### Task:
The answer is one number: how many lines hold the string "Grand".
┌────────
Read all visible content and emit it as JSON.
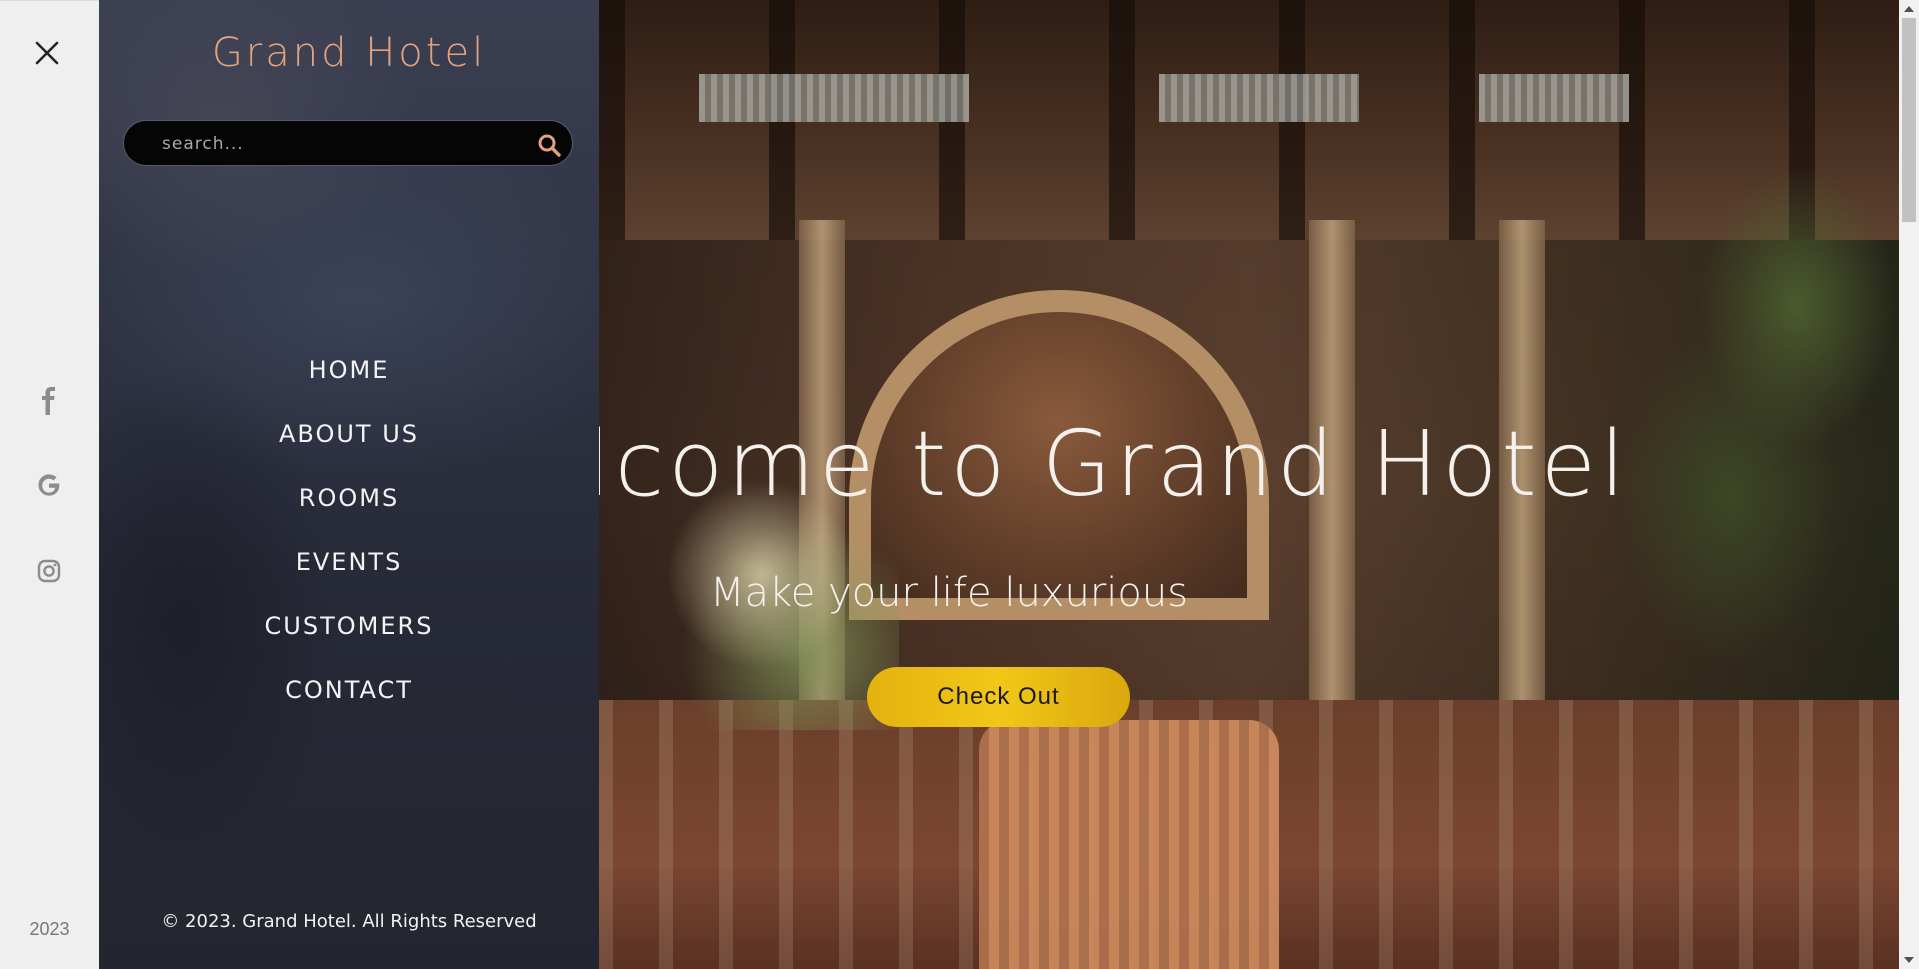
{
  "rail": {
    "close_icon": "close-icon",
    "social_icons": [
      "facebook-icon",
      "google-icon",
      "instagram-icon"
    ],
    "year": "2023"
  },
  "menu": {
    "brand": "Grand Hotel",
    "search": {
      "placeholder": "search...",
      "value": "",
      "icon": "search-icon"
    },
    "items": [
      {
        "label": "HOME"
      },
      {
        "label": "ABOUT US"
      },
      {
        "label": "ROOMS"
      },
      {
        "label": "EVENTS"
      },
      {
        "label": "CUSTOMERS"
      },
      {
        "label": "CONTACT"
      }
    ],
    "copyright": "© 2023. Grand Hotel. All Rights Reserved"
  },
  "hero": {
    "title": "Welcome to Grand Hotel",
    "subtitle": "Make your life luxurious",
    "cta_label": "Check Out"
  },
  "colors": {
    "brand_accent": "#e3a27e",
    "cta_yellow": "#f2c718",
    "panel_dark": "#2a2d3a",
    "rail_bg": "#efefef"
  }
}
└────────
### The result:
3